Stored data
---*---
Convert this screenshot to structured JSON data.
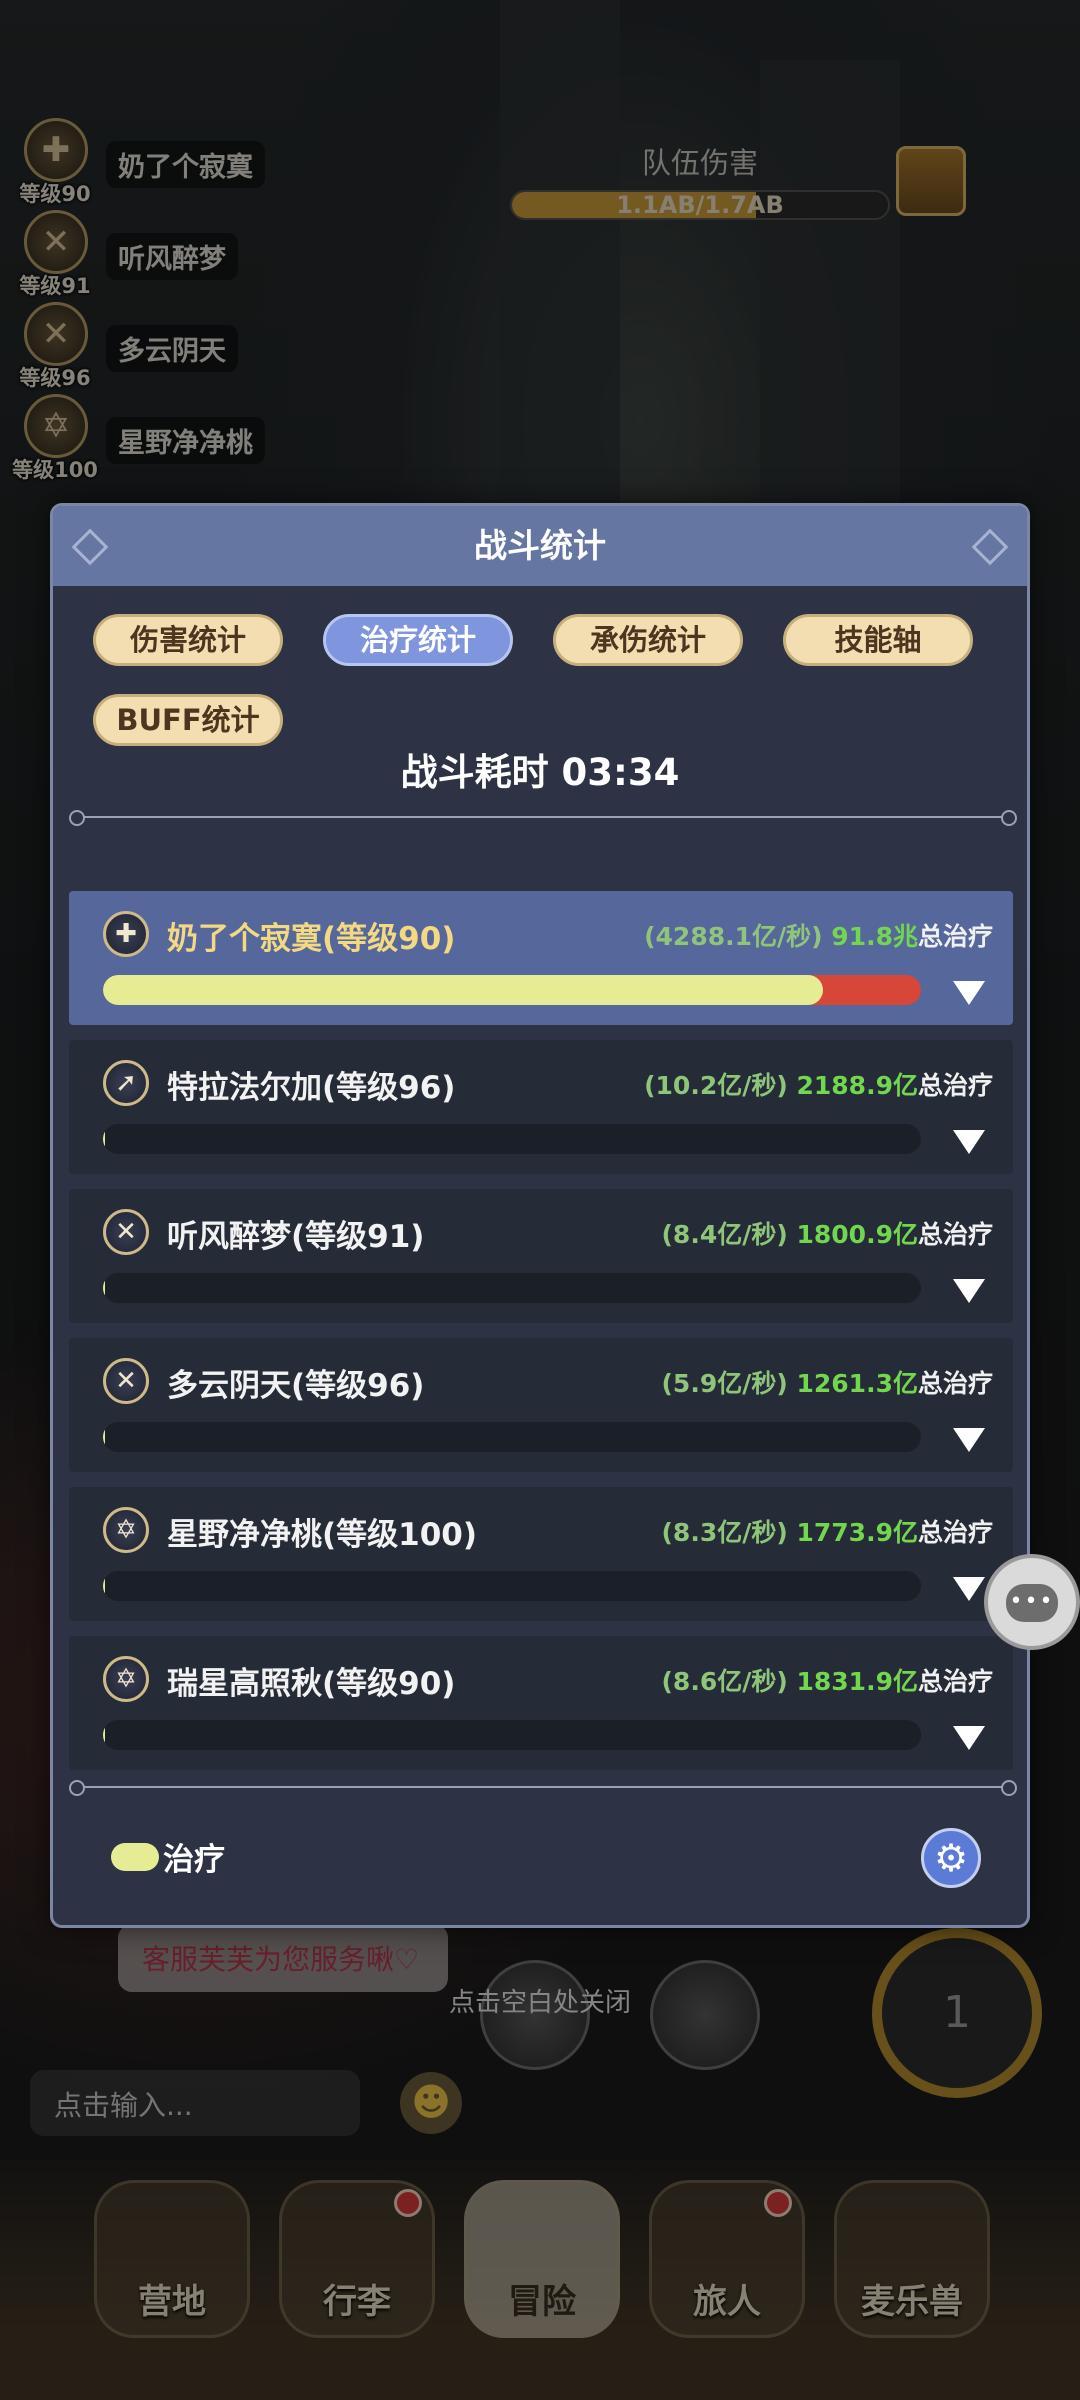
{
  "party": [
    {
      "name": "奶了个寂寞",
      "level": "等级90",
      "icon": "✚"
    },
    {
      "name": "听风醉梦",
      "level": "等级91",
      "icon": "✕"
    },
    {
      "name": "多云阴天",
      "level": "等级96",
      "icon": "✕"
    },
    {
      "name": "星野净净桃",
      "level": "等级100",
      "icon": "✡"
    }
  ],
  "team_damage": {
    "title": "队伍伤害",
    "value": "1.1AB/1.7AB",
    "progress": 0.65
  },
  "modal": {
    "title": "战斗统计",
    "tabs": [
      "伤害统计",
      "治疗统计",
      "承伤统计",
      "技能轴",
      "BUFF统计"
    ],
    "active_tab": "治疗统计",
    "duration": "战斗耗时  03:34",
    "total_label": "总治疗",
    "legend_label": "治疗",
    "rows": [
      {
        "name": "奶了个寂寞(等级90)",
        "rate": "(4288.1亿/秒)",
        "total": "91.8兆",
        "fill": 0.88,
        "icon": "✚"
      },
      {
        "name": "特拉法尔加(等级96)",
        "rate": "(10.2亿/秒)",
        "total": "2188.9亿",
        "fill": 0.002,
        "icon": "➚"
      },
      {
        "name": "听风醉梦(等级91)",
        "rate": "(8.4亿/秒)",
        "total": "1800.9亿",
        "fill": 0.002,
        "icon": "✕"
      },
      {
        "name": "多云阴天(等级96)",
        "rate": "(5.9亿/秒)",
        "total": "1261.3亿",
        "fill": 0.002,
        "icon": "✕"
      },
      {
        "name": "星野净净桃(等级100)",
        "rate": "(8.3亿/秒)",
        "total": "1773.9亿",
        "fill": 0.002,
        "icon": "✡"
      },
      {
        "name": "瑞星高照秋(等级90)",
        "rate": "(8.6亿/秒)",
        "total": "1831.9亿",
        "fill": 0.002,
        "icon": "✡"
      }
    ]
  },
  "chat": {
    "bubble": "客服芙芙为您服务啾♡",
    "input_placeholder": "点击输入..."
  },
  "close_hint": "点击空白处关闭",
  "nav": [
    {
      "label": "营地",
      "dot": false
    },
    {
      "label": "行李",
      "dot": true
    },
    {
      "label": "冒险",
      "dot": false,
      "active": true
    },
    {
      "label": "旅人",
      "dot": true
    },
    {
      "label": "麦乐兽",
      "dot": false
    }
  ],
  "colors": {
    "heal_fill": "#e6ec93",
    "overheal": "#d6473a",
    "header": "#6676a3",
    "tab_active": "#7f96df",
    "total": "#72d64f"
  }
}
---*---
• _BRIEF_: Print the complete listing exactly, apart from any pictures.

• _TASK RESULT_:
Convert this screenshot to structured JSON data.
{
  "party": [
    {
      "name": "奶了个寂寞",
      "level": "等级90",
      "icon": "✚"
    },
    {
      "name": "听风醉梦",
      "level": "等级91",
      "icon": "✕"
    },
    {
      "name": "多云阴天",
      "level": "等级96",
      "icon": "✕"
    },
    {
      "name": "星野净净桃",
      "level": "等级100",
      "icon": "✡"
    }
  ],
  "team_damage": {
    "title": "队伍伤害",
    "value": "1.1AB/1.7AB",
    "progress": 0.65
  },
  "modal": {
    "title": "战斗统计",
    "tabs": [
      "伤害统计",
      "治疗统计",
      "承伤统计",
      "技能轴",
      "BUFF统计"
    ],
    "active_tab": "治疗统计",
    "duration": "战斗耗时  03:34",
    "total_label": "总治疗",
    "legend_label": "治疗",
    "rows": [
      {
        "name": "奶了个寂寞(等级90)",
        "rate": "(4288.1亿/秒)",
        "total": "91.8兆",
        "fill": 0.88,
        "icon": "✚"
      },
      {
        "name": "特拉法尔加(等级96)",
        "rate": "(10.2亿/秒)",
        "total": "2188.9亿",
        "fill": 0.002,
        "icon": "➚"
      },
      {
        "name": "听风醉梦(等级91)",
        "rate": "(8.4亿/秒)",
        "total": "1800.9亿",
        "fill": 0.002,
        "icon": "✕"
      },
      {
        "name": "多云阴天(等级96)",
        "rate": "(5.9亿/秒)",
        "total": "1261.3亿",
        "fill": 0.002,
        "icon": "✕"
      },
      {
        "name": "星野净净桃(等级100)",
        "rate": "(8.3亿/秒)",
        "total": "1773.9亿",
        "fill": 0.002,
        "icon": "✡"
      },
      {
        "name": "瑞星高照秋(等级90)",
        "rate": "(8.6亿/秒)",
        "total": "1831.9亿",
        "fill": 0.002,
        "icon": "✡"
      }
    ]
  },
  "chat": {
    "bubble": "客服芙芙为您服务啾♡",
    "input_placeholder": "点击输入..."
  },
  "close_hint": "点击空白处关闭",
  "nav": [
    {
      "label": "营地",
      "dot": false
    },
    {
      "label": "行李",
      "dot": true
    },
    {
      "label": "冒险",
      "dot": false,
      "active": true
    },
    {
      "label": "旅人",
      "dot": true
    },
    {
      "label": "麦乐兽",
      "dot": false
    }
  ],
  "colors": {
    "heal_fill": "#e6ec93",
    "overheal": "#d6473a",
    "header": "#6676a3",
    "tab_active": "#7f96df",
    "total": "#72d64f"
  }
}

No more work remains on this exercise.